### Directions for this task
Repeat every record below exactly, omitting any pictures.

### Exercise materials
────
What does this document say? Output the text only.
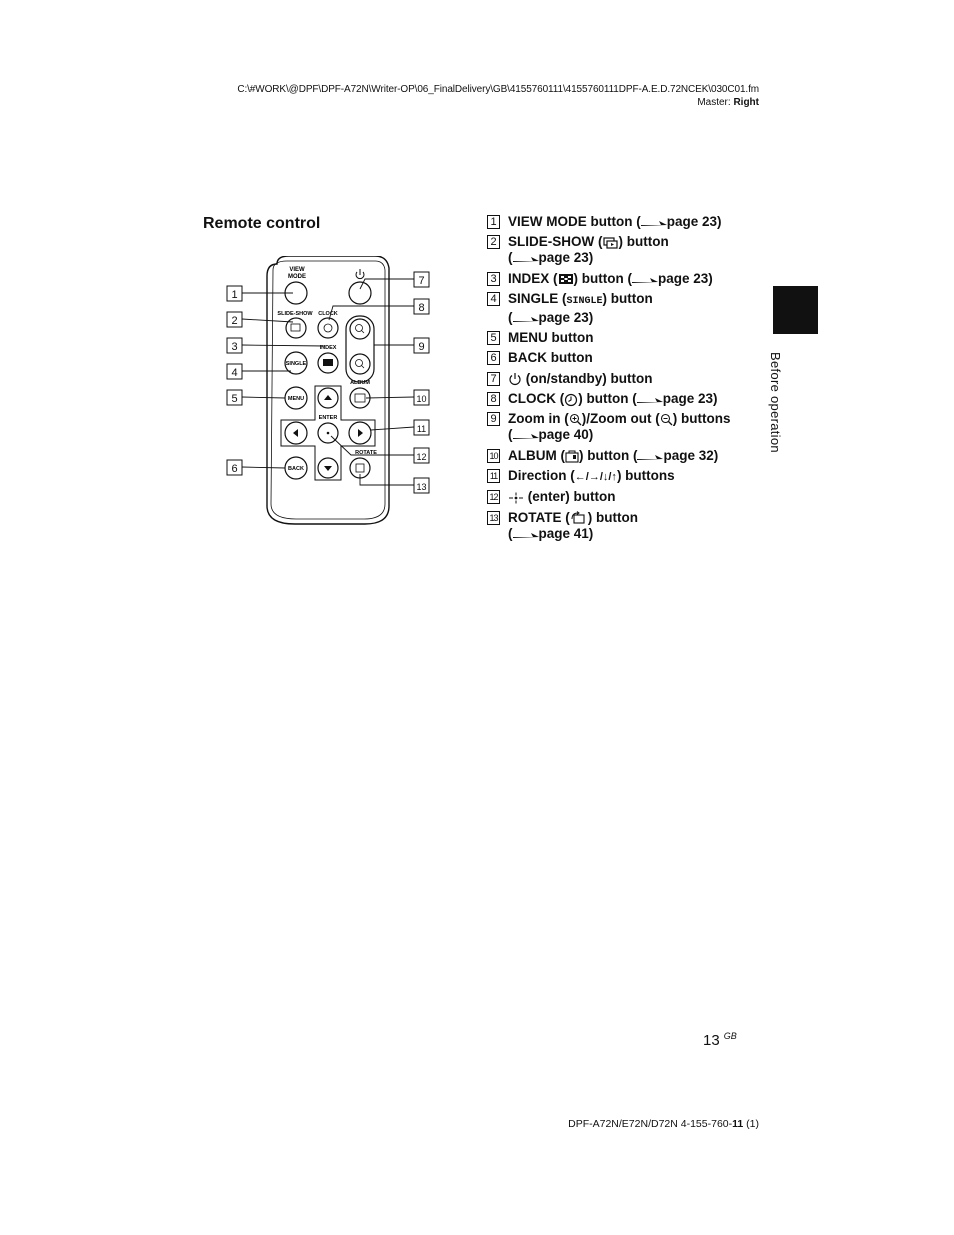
C:\#WORK\@DPF\DPF-A72N\Writer-OP\06_FinalDelivery\GB\4155760111\4155760111DPF-A.E.D.72NCEK\030C01.fm
Master: Right
Remote control
Before operation
VIEW
MODE
SLIDE-SHOW CLOCK
INDEX
ALBUM
ENTER
ROTATE
SINGLE
MENU
BACK
1
2
3
4
5
6
7
8
9
10
11
12
13
1 VIEW MODE button ( page 23)
2 SLIDE-SHOW ( ) button
( page 23)
3 INDEX ( ) button ( page 23)
4 SINGLE (SINGLE) button
( page 23)
5 MENU button
6 BACK button
7	(on/standby) button
8 CLOCK ( ) button ( page 23)
9 Zoom in ( )/Zoom out ( ) buttons
( page 40)
10 ALBUM ( ) button ( page 32)
11 Direction (←/→/↓/↑) buttons
12	(enter) button
13 ROTATE ( ) button
( page 41)
13 $^{GB}$
DPF-A72N/E72N/D72N 4-155-760-11 (1)
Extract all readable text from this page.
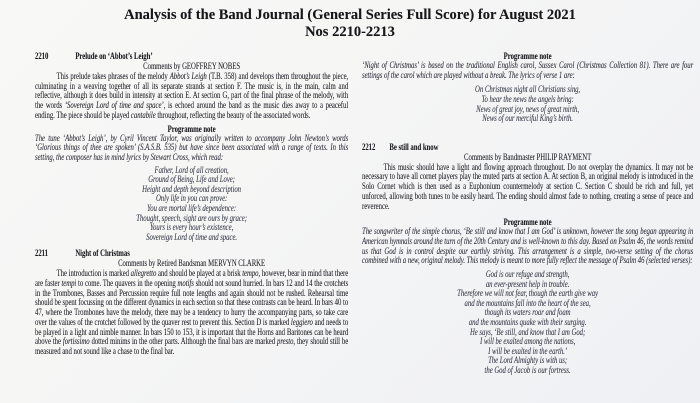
Analysis of the Band Journal (General Series Full Score) for August 2021
Nos 2210-2213
2210	Prelude on ‘Abbot’s Leigh’
Comments by GEOFFREY NOBES

This prelude takes phrases of the melody Abbot’s Leigh (T.B. 358) and develops them throughout the piece, culminating in a weaving together of all its separate strands at section F. The music is, in the main, calm and reflective, although it does build in intensity at section E. At section G, part of the final phrase of the melody, with the words ‘Sovereign Lord of time and space’, is echoed around the band as the music dies away to a peaceful ending. The piece should be played cantabile throughout, reflecting the beauty of the associated words.

Programme note

The tune ‘Abbot’s Leigh’, by Cyril Vincent Taylor, was originally written to accompany John Newton’s words ‘Glorious things of thee are spoken’ (S.A.S.B. 535) but have since been associated with a range of texts. In this setting, the composer has in mind lyrics by Stewart Cross, which read:

Father, Lord of all creation,
Ground of Being, Life and Love;
Height and depth beyond description
Only life in you can prove:
You are mortal life’s dependence:
Thought, speech, sight are ours by grace;
Yours is every hour’s existence,
Sovereign Lord of time and space.
2211	Night of Christmas
Comments by Retired Bandsman MERVYN CLARKE

The introduction is marked allegretto and should be played at a brisk tempo, however, bear in mind that there are faster tempi to come. The quavers in the opening motifs should not sound hurried. In bars 12 and 14 the crotchets in the Trombones, Basses and Percussion require full note lengths and again should not be rushed. Rehearsal time should be spent focussing on the different dynamics in each section so that these contrasts can be heard. In bars 40 to 47, where the Trombones have the melody, there may be a tendency to hurry the accompanying parts, so take care over the values of the crotchet followed by the quaver rest to prevent this. Section D is marked leggiero and needs to be played in a light and nimble manner. In bars 150 to 153, it is important that the Horns and Baritones can be heard above the fortissimo dotted minims in the other parts. Although the final bars are marked presto, they should still be measured and not sound like a chase to the final bar.

Programme note

‘Night of Christmas’ is based on the traditional English carol, Sussex Carol (Christmas Collection 81). There are four settings of the carol which are played without a break. The lyrics of verse 1 are:

On Christmas night all Christians sing,
To hear the news the angels bring:
News of great joy, news of great mirth,
News of our merciful King’s birth.
2212 Be still and know
Comments by Bandmaster PHILIP RAYMENT

This music should have a light and flowing approach throughout. Do not overplay the dynamics. It may not be necessary to have all cornet players play the muted parts at section A. At section B, an original melody is introduced in the Solo Cornet which is then used as a Euphonium countermelody at section C. Section C should be rich and full, yet unforced, allowing both tunes to be easily heard. The ending should almost fade to nothing, creating a sense of peace and reverence.

Programme note

The songwriter of the simple chorus, ‘Be still and know that I am God’ is unknown, however the song began appearing in American hymnals around the turn of the 20th Century and is well-known to this day. Based on Psalm 46, the words remind us that God is in control despite our earthly striving. This arrangement is a simple, two-verse setting of the chorus combined with a new, original melody. This melody is meant to more fully reflect the message of Psalm 46 (selected verses):

God is our refuge and strength,
an ever-present help in trouble.
Therefore we will not fear, though the earth give way
and the mountains fall into the heart of the sea,
though its waters roar and foam
and the mountains quake with their surging.
He says, ‘Be still, and know that I am God;
I will be exalted among the nations,
I will be exalted in the earth.’
The Lord Almighty is with us;
the God of Jacob is our fortress.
────
### Complete response
What does this document say? Output the text only.
C:\#WORK\@DPF\DPF-A72N\Writer-OP\06_FinalDelivery\GB\4155760111\4155760111DPF-A.E.D.72NCEK\030C01.fm
Master: Right
Remote control
Before operation
VIEW
MODE
SLIDE-SHOW CLOCK
INDEX
ALBUM
ENTER
ROTATE
SINGLE
MENU
BACK
1
2
3
4
5
6
7
8
9
10
11
12
13
1 VIEW MODE button ( page 23)
2 SLIDE-SHOW ( ) button
( page 23)
3 INDEX ( ) button ( page 23)
4 SINGLE (SINGLE) button
( page 23)
5 MENU button
6 BACK button
7	(on/standby) button
8 CLOCK ( ) button ( page 23)
9 Zoom in ( )/Zoom out ( ) buttons
( page 40)
10 ALBUM ( ) button ( page 32)
11 Direction (←/→/↓/↑) buttons
12	(enter) button
13 ROTATE ( ) button
( page 41)
13 $^{GB}$
DPF-A72N/E72N/D72N 4-155-760-11 (1)
Extract all readable text from this page.
Analysis of the Band Journal (General Series Full Score) for August 2021
Nos 2210-2213
2210	Prelude on ‘Abbot’s Leigh’
Comments by GEOFFREY NOBES

This prelude takes phrases of the melody Abbot’s Leigh (T.B. 358) and develops them throughout the piece, culminating in a weaving together of all its separate strands at section F. The music is, in the main, calm and reflective, although it does build in intensity at section E. At section G, part of the final phrase of the melody, with the words ‘Sovereign Lord of time and space’, is echoed around the band as the music dies away to a peaceful ending. The piece should be played cantabile throughout, reflecting the beauty of the associated words.

Programme note

The tune ‘Abbot’s Leigh’, by Cyril Vincent Taylor, was originally written to accompany John Newton’s words ‘Glorious things of thee are spoken’ (S.A.S.B. 535) but have since been associated with a range of texts. In this setting, the composer has in mind lyrics by Stewart Cross, which read:

Father, Lord of all creation,
Ground of Being, Life and Love;
Height and depth beyond description
Only life in you can prove:
You are mortal life’s dependence:
Thought, speech, sight are ours by grace;
Yours is every hour’s existence,
Sovereign Lord of time and space.
2211	Night of Christmas
Comments by Retired Bandsman MERVYN CLARKE

The introduction is marked allegretto and should be played at a brisk tempo, however, bear in mind that there are faster tempi to come. The quavers in the opening motifs should not sound hurried. In bars 12 and 14 the crotchets in the Trombones, Basses and Percussion require full note lengths and again should not be rushed. Rehearsal time should be spent focussing on the different dynamics in each section so that these contrasts can be heard. In bars 40 to 47, where the Trombones have the melody, there may be a tendency to hurry the accompanying parts, so take care over the values of the crotchet followed by the quaver rest to prevent this. Section D is marked leggiero and needs to be played in a light and nimble manner. In bars 150 to 153, it is important that the Horns and Baritones can be heard above the fortissimo dotted minims in the other parts. Although the final bars are marked presto, they should still be measured and not sound like a chase to the final bar.

Programme note

‘Night of Christmas’ is based on the traditional English carol, Sussex Carol (Christmas Collection 81). There are four settings of the carol which are played without a break. The lyrics of verse 1 are:

On Christmas night all Christians sing,
To hear the news the angels bring:
News of great joy, news of great mirth,
News of our merciful King’s birth.
2212 Be still and know
Comments by Bandmaster PHILIP RAYMENT

This music should have a light and flowing approach throughout. Do not overplay the dynamics. It may not be necessary to have all cornet players play the muted parts at section A. At section B, an original melody is introduced in the Solo Cornet which is then used as a Euphonium countermelody at section C. Section C should be rich and full, yet unforced, allowing both tunes to be easily heard. The ending should almost fade to nothing, creating a sense of peace and reverence.

Programme note

The songwriter of the simple chorus, ‘Be still and know that I am God’ is unknown, however the song began appearing in American hymnals around the turn of the 20th Century and is well-known to this day. Based on Psalm 46, the words remind us that God is in control despite our earthly striving. This arrangement is a simple, two-verse setting of the chorus combined with a new, original melody. This melody is meant to more fully reflect the message of Psalm 46 (selected verses):

God is our refuge and strength,
an ever-present help in trouble.
Therefore we will not fear, though the earth give way
and the mountains fall into the heart of the sea,
though its waters roar and foam
and the mountains quake with their surging.
He says, ‘Be still, and know that I am God;
I will be exalted among the nations,
I will be exalted in the earth.’
The Lord Almighty is with us;
the God of Jacob is our fortress.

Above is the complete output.